## Instruction
Track down each line that has the word "Средний" and copy it.

## Stored data

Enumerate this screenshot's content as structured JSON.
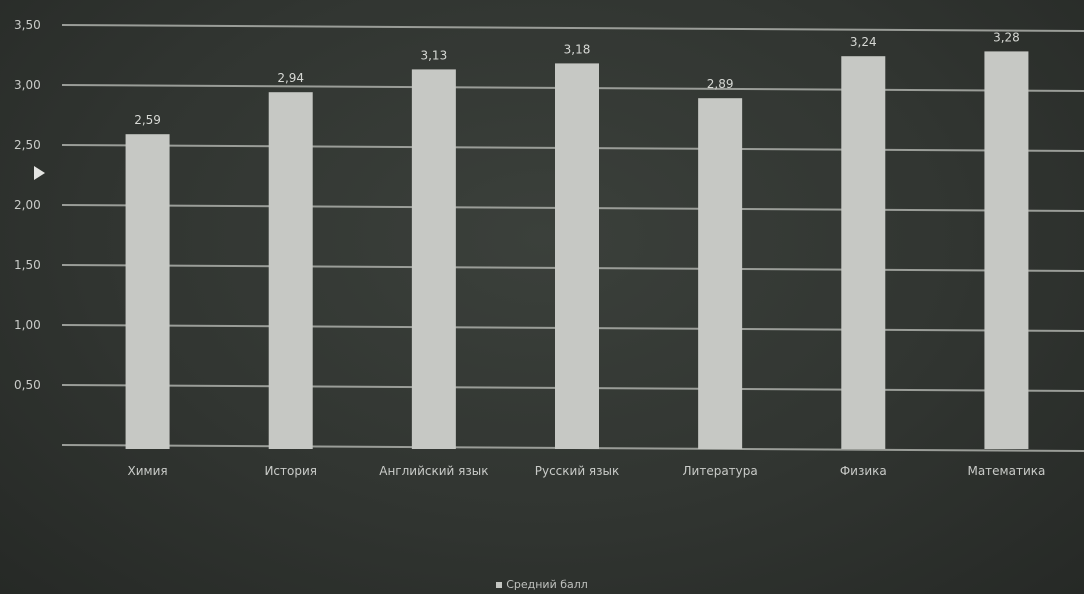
{
  "chart_data": {
    "type": "bar",
    "categories": [
      "Химия",
      "История",
      "Английский язык",
      "Русский язык",
      "Литература",
      "Физика",
      "Математика"
    ],
    "series": [
      {
        "name": "Средний балл",
        "values": [
          2.59,
          2.94,
          3.13,
          3.18,
          2.89,
          3.24,
          3.28
        ]
      }
    ],
    "data_labels": [
      "2,59",
      "2,94",
      "3,13",
      "3,18",
      "2,89",
      "3,24",
      "3,28"
    ],
    "ylim": [
      0,
      3.5
    ],
    "yticks": [
      "0,50",
      "1,00",
      "1,50",
      "2,00",
      "2,50",
      "3,00",
      "3,50"
    ],
    "ytick_values": [
      0.5,
      1.0,
      1.5,
      2.0,
      2.5,
      3.0,
      3.5
    ],
    "grid": true,
    "legend_position": "bottom",
    "colors": {
      "bar": "#c6c8c4",
      "grid": "#9a9d98",
      "axis_text": "#c9cbc8"
    }
  },
  "legend": {
    "label": "Средний балл"
  },
  "icons": {
    "pointer": "play-triangle-icon"
  }
}
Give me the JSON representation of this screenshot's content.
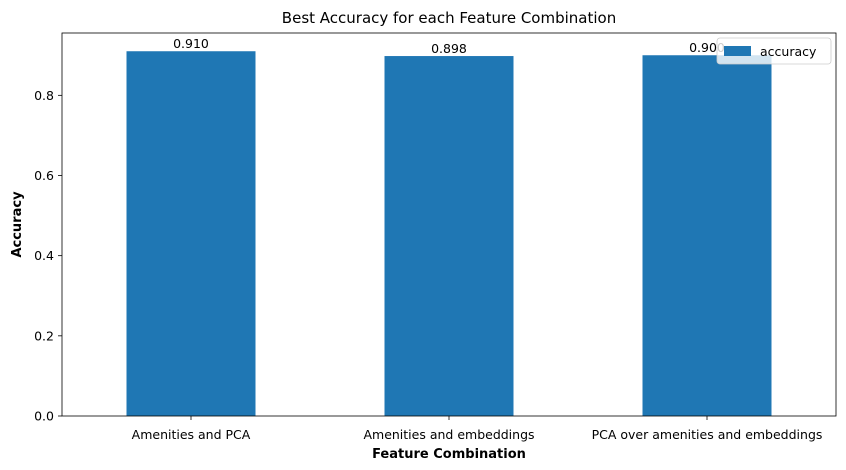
{
  "chart_data": {
    "type": "bar",
    "title": "Best Accuracy for each Feature Combination",
    "xlabel": "Feature Combination",
    "ylabel": "Accuracy",
    "categories": [
      "Amenities and PCA",
      "Amenities and embeddings",
      "PCA over amenities and embeddings"
    ],
    "series": [
      {
        "name": "accuracy",
        "values": [
          0.91,
          0.898,
          0.9
        ],
        "color": "#1f77b4"
      }
    ],
    "value_labels": [
      "0.910",
      "0.898",
      "0.900"
    ],
    "yticks": [
      "0.0",
      "0.2",
      "0.4",
      "0.6",
      "0.8"
    ],
    "ylim": [
      0,
      0.9555
    ],
    "grid": false,
    "legend_position": "top-right"
  }
}
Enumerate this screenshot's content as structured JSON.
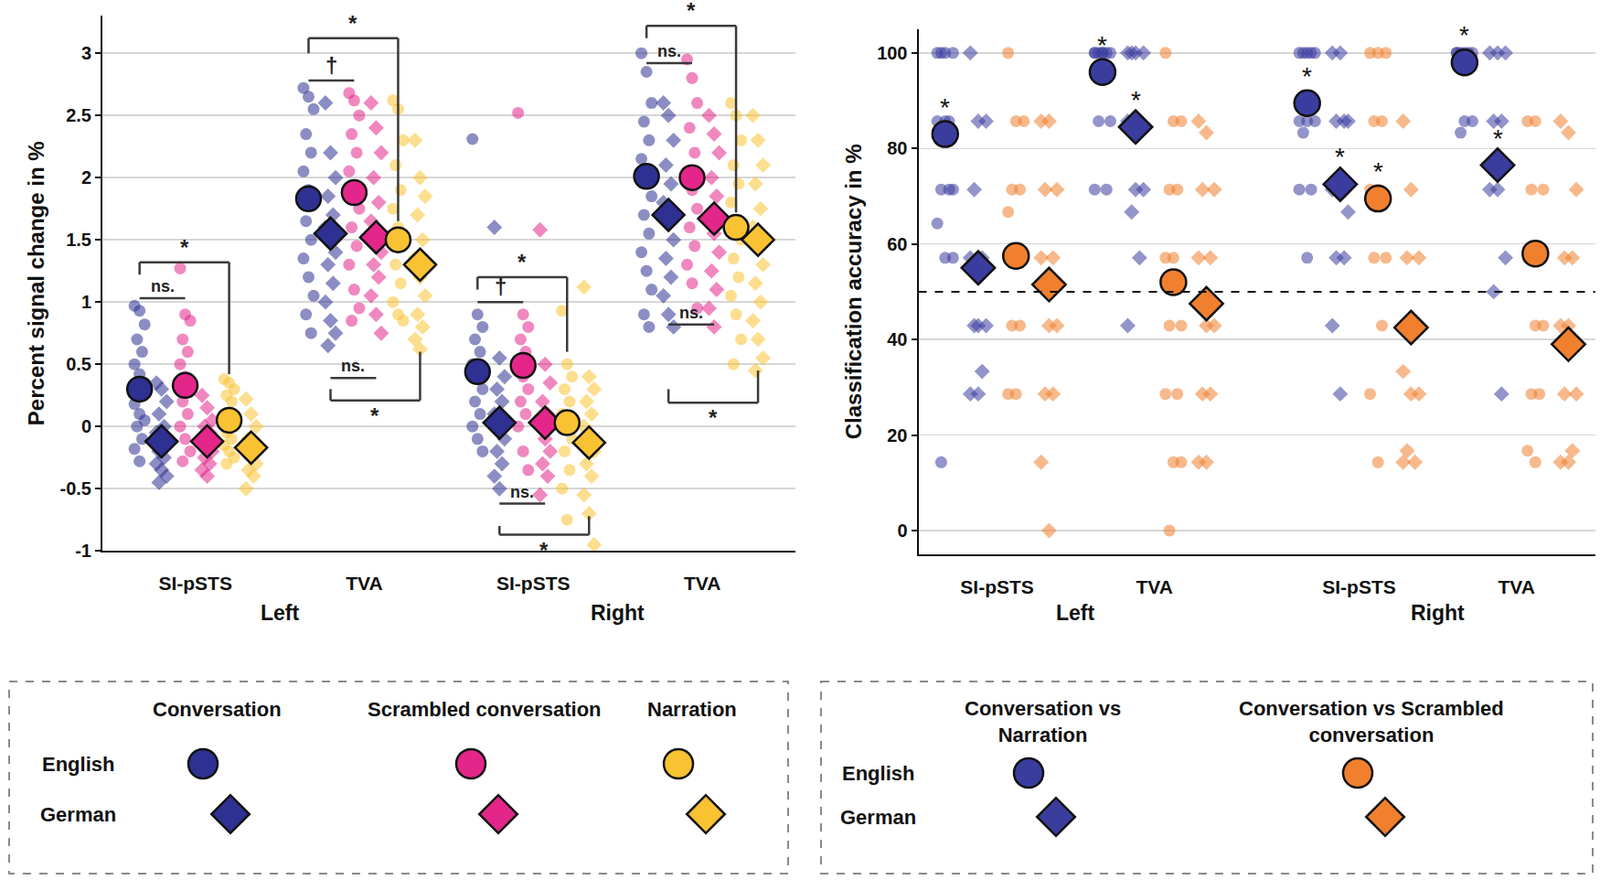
{
  "chart_data": [
    {
      "type": "scatter",
      "y_label": "Percent signal change in %",
      "categories": [
        "SI-pSTS",
        "TVA",
        "SI-pSTS",
        "TVA"
      ],
      "category_groups": [
        "Left",
        "Left",
        "Right",
        "Right"
      ],
      "ylim": [
        -1,
        3.3
      ],
      "yticks": [
        -1,
        -0.5,
        0,
        0.5,
        1,
        1.5,
        2,
        2.5,
        3
      ],
      "grid": true,
      "legend": "bottom",
      "series": [
        {
          "name": "Conversation",
          "language": "English",
          "color": "#2e3192",
          "marker": "circle",
          "means": [
            0.3,
            1.83,
            0.44,
            2.01
          ],
          "values": [
            [
              0.97,
              0.93,
              0.82,
              0.7,
              0.6,
              0.5,
              0.42,
              0.35,
              0.3,
              0.25,
              0.18,
              0.1,
              0.05,
              0,
              -0.1,
              -0.18,
              -0.28
            ],
            [
              2.72,
              2.65,
              2.55,
              2.35,
              2.2,
              2.05,
              1.9,
              1.8,
              1.65,
              1.5,
              1.35,
              1.2,
              1.05,
              0.9,
              0.75
            ],
            [
              2.31,
              0.9,
              0.8,
              0.7,
              0.6,
              0.5,
              0.4,
              0.3,
              0.2,
              0.1,
              0,
              -0.1,
              -0.2
            ],
            [
              3.0,
              2.85,
              2.6,
              2.45,
              2.3,
              2.15,
              2.0,
              1.85,
              1.7,
              1.55,
              1.4,
              1.25,
              1.1,
              0.9,
              0.8
            ]
          ]
        },
        {
          "name": "Conversation",
          "language": "German",
          "color": "#2e3192",
          "marker": "diamond",
          "means": [
            -0.12,
            1.55,
            0.03,
            1.7
          ],
          "values": [
            [
              0.35,
              0.3,
              0.2,
              0.1,
              0,
              -0.05,
              -0.1,
              -0.15,
              -0.2,
              -0.25,
              -0.3,
              -0.35,
              -0.4,
              -0.45
            ],
            [
              2.6,
              2.2,
              2.0,
              1.85,
              1.7,
              1.6,
              1.5,
              1.4,
              1.3,
              1.15,
              1.0,
              0.85,
              0.75,
              0.65
            ],
            [
              1.6,
              0.55,
              0.4,
              0.3,
              0.2,
              0.1,
              0,
              -0.1,
              -0.2,
              -0.3,
              -0.4,
              -0.5
            ],
            [
              2.6,
              2.5,
              2.3,
              2.1,
              1.95,
              1.8,
              1.65,
              1.5,
              1.35,
              1.2,
              1.05,
              0.9,
              0.8
            ]
          ]
        },
        {
          "name": "Scrambled conversation",
          "language": "English",
          "color": "#e4268a",
          "marker": "circle",
          "means": [
            0.33,
            1.88,
            0.49,
            2.0
          ],
          "values": [
            [
              1.27,
              0.9,
              0.85,
              0.7,
              0.6,
              0.5,
              0.4,
              0.3,
              0.2,
              0.1,
              0,
              -0.1,
              -0.2,
              -0.28
            ],
            [
              2.68,
              2.62,
              2.5,
              2.35,
              2.2,
              2.05,
              1.9,
              1.75,
              1.6,
              1.45,
              1.3,
              1.1,
              0.95,
              0.85
            ],
            [
              2.52,
              0.9,
              0.8,
              0.7,
              0.6,
              0.5,
              0.4,
              0.3,
              0.2,
              0.1,
              0,
              -0.2,
              -0.35
            ],
            [
              2.95,
              2.8,
              2.6,
              2.4,
              2.2,
              2.05,
              1.9,
              1.75,
              1.6,
              1.45,
              1.3,
              1.15,
              0.95
            ]
          ]
        },
        {
          "name": "Scrambled conversation",
          "language": "German",
          "color": "#e4268a",
          "marker": "diamond",
          "means": [
            -0.12,
            1.52,
            0.03,
            1.67
          ],
          "values": [
            [
              0.25,
              0.15,
              0.05,
              0,
              -0.05,
              -0.1,
              -0.15,
              -0.2,
              -0.25,
              -0.3,
              -0.35,
              -0.4
            ],
            [
              2.6,
              2.4,
              2.2,
              2.0,
              1.8,
              1.65,
              1.5,
              1.4,
              1.3,
              1.2,
              1.05,
              0.9,
              0.75
            ],
            [
              1.58,
              0.5,
              0.35,
              0.2,
              0.1,
              0,
              -0.1,
              -0.2,
              -0.3,
              -0.4,
              -0.55
            ],
            [
              2.5,
              2.35,
              2.2,
              2.0,
              1.85,
              1.7,
              1.55,
              1.4,
              1.25,
              1.1,
              0.95,
              0.8
            ]
          ]
        },
        {
          "name": "Narration",
          "language": "English",
          "color": "#f9c232",
          "marker": "circle",
          "means": [
            0.05,
            1.5,
            0.03,
            1.6
          ],
          "values": [
            [
              0.38,
              0.35,
              0.3,
              0.25,
              0.2,
              0.1,
              0.05,
              0,
              -0.05,
              -0.1,
              -0.15,
              -0.2,
              -0.25,
              -0.3
            ],
            [
              2.62,
              2.55,
              2.3,
              2.1,
              1.9,
              1.75,
              1.6,
              1.45,
              1.3,
              1.15,
              1.0,
              0.9,
              0.85
            ],
            [
              0.93,
              0.5,
              0.4,
              0.3,
              0.2,
              0.1,
              0,
              -0.1,
              -0.2,
              -0.35,
              -0.5,
              -0.75
            ],
            [
              2.6,
              2.5,
              2.3,
              2.1,
              1.95,
              1.8,
              1.65,
              1.5,
              1.35,
              1.2,
              1.05,
              0.9,
              0.7,
              0.5
            ]
          ]
        },
        {
          "name": "Narration",
          "language": "German",
          "color": "#f9c232",
          "marker": "diamond",
          "means": [
            -0.17,
            1.3,
            -0.13,
            1.5
          ],
          "values": [
            [
              0.22,
              0.1,
              0,
              -0.1,
              -0.15,
              -0.2,
              -0.25,
              -0.3,
              -0.35,
              -0.4,
              -0.5
            ],
            [
              2.3,
              2.0,
              1.85,
              1.7,
              1.5,
              1.35,
              1.2,
              1.05,
              0.9,
              0.8,
              0.7,
              0.62
            ],
            [
              1.12,
              0.4,
              0.3,
              0.2,
              0.1,
              0,
              -0.1,
              -0.2,
              -0.3,
              -0.4,
              -0.55,
              -0.7,
              -0.95
            ],
            [
              2.5,
              2.3,
              2.1,
              1.95,
              1.75,
              1.6,
              1.45,
              1.3,
              1.15,
              1.0,
              0.85,
              0.7,
              0.55,
              0.45
            ]
          ]
        }
      ],
      "brackets": [
        {
          "category": 0,
          "from": 0,
          "to": 2,
          "y": 1.03,
          "text": "ns."
        },
        {
          "category": 0,
          "from": 0,
          "to": 4,
          "y": 1.32,
          "legs": [
            1.22,
            0.42
          ],
          "text": "*"
        },
        {
          "category": 1,
          "from": 0,
          "to": 2,
          "y": 2.78,
          "text": "†"
        },
        {
          "category": 1,
          "from": 0,
          "to": 4,
          "y": 3.12,
          "legs": [
            3.0,
            1.65
          ],
          "text": "*"
        },
        {
          "category": 1,
          "from": 1,
          "to": 3,
          "y": 0.39,
          "text": "ns."
        },
        {
          "category": 1,
          "from": 1,
          "to": 5,
          "y": 0.21,
          "legs": [
            0.3,
            0.6
          ],
          "text": "*"
        },
        {
          "category": 2,
          "from": 0,
          "to": 2,
          "y": 1.0,
          "text": "†"
        },
        {
          "category": 2,
          "from": 0,
          "to": 4,
          "y": 1.2,
          "legs": [
            1.1,
            0.6
          ],
          "text": "*"
        },
        {
          "category": 2,
          "from": 1,
          "to": 3,
          "y": -0.62,
          "text": "ns."
        },
        {
          "category": 2,
          "from": 1,
          "to": 5,
          "y": -0.87,
          "legs": [
            -0.8,
            -0.72
          ],
          "text": "*"
        },
        {
          "category": 3,
          "from": 0,
          "to": 2,
          "y": 2.92,
          "text": "ns."
        },
        {
          "category": 3,
          "from": 0,
          "to": 4,
          "y": 3.22,
          "legs": [
            3.12,
            1.72
          ],
          "text": "*"
        },
        {
          "category": 3,
          "from": 1,
          "to": 3,
          "y": 0.82,
          "text": "ns."
        },
        {
          "category": 3,
          "from": 1,
          "to": 5,
          "y": 0.19,
          "legs": [
            0.3,
            0.45
          ],
          "text": "*"
        }
      ]
    },
    {
      "type": "scatter",
      "y_label": "Classification accuracy in %",
      "categories": [
        "SI-pSTS",
        "TVA",
        "SI-pSTS",
        "TVA"
      ],
      "category_groups": [
        "Left",
        "Left",
        "Right",
        "Right"
      ],
      "ylim": [
        -5,
        105
      ],
      "yticks": [
        0,
        20,
        40,
        60,
        80,
        100
      ],
      "grid": true,
      "legend": "bottom",
      "chance_level": 50,
      "series": [
        {
          "name": "Conversation vs\nNarration",
          "language": "English",
          "color": "#3a3d9e",
          "marker": "circle",
          "means": [
            83,
            96,
            89.5,
            98
          ],
          "significance": [
            "*",
            "*",
            "*",
            "*"
          ],
          "values": [
            [
              100,
              100,
              100,
              100,
              85.7,
              85.7,
              85.7,
              71.4,
              71.4,
              71.4,
              64.3,
              57.1,
              57.1,
              14.3
            ],
            [
              100,
              100,
              100,
              100,
              100,
              100,
              100,
              85.7,
              85.7,
              71.4,
              71.4
            ],
            [
              100,
              100,
              100,
              100,
              100,
              85.7,
              85.7,
              85.7,
              83.3,
              71.4,
              71.4,
              57.1
            ],
            [
              100,
              100,
              100,
              100,
              100,
              100,
              85.7,
              85.7,
              83.3
            ]
          ]
        },
        {
          "name": "Conversation vs\nNarration",
          "language": "German",
          "color": "#3a3d9e",
          "marker": "diamond",
          "means": [
            55,
            84.5,
            72.5,
            76.5
          ],
          "significance": [
            null,
            "*",
            "*",
            "*"
          ],
          "values": [
            [
              100,
              85.7,
              85.7,
              71.4,
              57.1,
              57.1,
              42.9,
              42.9,
              42.9,
              33.3,
              28.6,
              28.6
            ],
            [
              100,
              100,
              100,
              100,
              85.7,
              85.7,
              71.4,
              71.4,
              66.7,
              57.1,
              42.9
            ],
            [
              100,
              100,
              85.7,
              85.7,
              85.7,
              71.4,
              71.4,
              66.7,
              57.1,
              57.1,
              42.9,
              28.6
            ],
            [
              100,
              100,
              100,
              85.7,
              85.7,
              71.4,
              71.4,
              57.1,
              50,
              28.6
            ]
          ]
        },
        {
          "name": "Conversation vs Scrambled\nconversation",
          "language": "English",
          "color": "#f0802e",
          "marker": "circle",
          "means": [
            57.5,
            52,
            69.5,
            58
          ],
          "significance": [
            null,
            null,
            "*",
            null
          ],
          "values": [
            [
              100,
              85.7,
              85.7,
              71.4,
              71.4,
              66.7,
              57.1,
              57.1,
              42.9,
              42.9,
              28.6,
              28.6
            ],
            [
              100,
              85.7,
              85.7,
              71.4,
              71.4,
              57.1,
              57.1,
              42.9,
              42.9,
              28.6,
              28.6,
              14.3,
              14.3,
              0
            ],
            [
              100,
              100,
              100,
              85.7,
              85.7,
              71.4,
              71.4,
              57.1,
              57.1,
              42.9,
              28.6,
              14.3
            ],
            [
              85.7,
              85.7,
              71.4,
              71.4,
              57.1,
              57.1,
              42.9,
              42.9,
              28.6,
              28.6,
              16.7,
              14.3
            ]
          ]
        },
        {
          "name": "Conversation vs Scrambled\nconversation",
          "language": "German",
          "color": "#f0802e",
          "marker": "diamond",
          "means": [
            51.5,
            47.5,
            42.5,
            39
          ],
          "significance": [
            null,
            null,
            null,
            null
          ],
          "values": [
            [
              85.7,
              85.7,
              71.4,
              71.4,
              57.1,
              57.1,
              42.9,
              42.9,
              28.6,
              28.6,
              14.3,
              0
            ],
            [
              85.7,
              83.3,
              71.4,
              71.4,
              57.1,
              57.1,
              42.9,
              42.9,
              28.6,
              28.6,
              14.3,
              14.3
            ],
            [
              85.7,
              71.4,
              57.1,
              57.1,
              42.9,
              33.3,
              28.6,
              28.6,
              16.7,
              14.3,
              14.3
            ],
            [
              85.7,
              83.3,
              71.4,
              57.1,
              57.1,
              42.9,
              42.9,
              28.6,
              28.6,
              16.7,
              14.3,
              14.3
            ]
          ]
        }
      ]
    }
  ]
}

## The answer
        "name": "Средний балл",
    "label": "Средний балл"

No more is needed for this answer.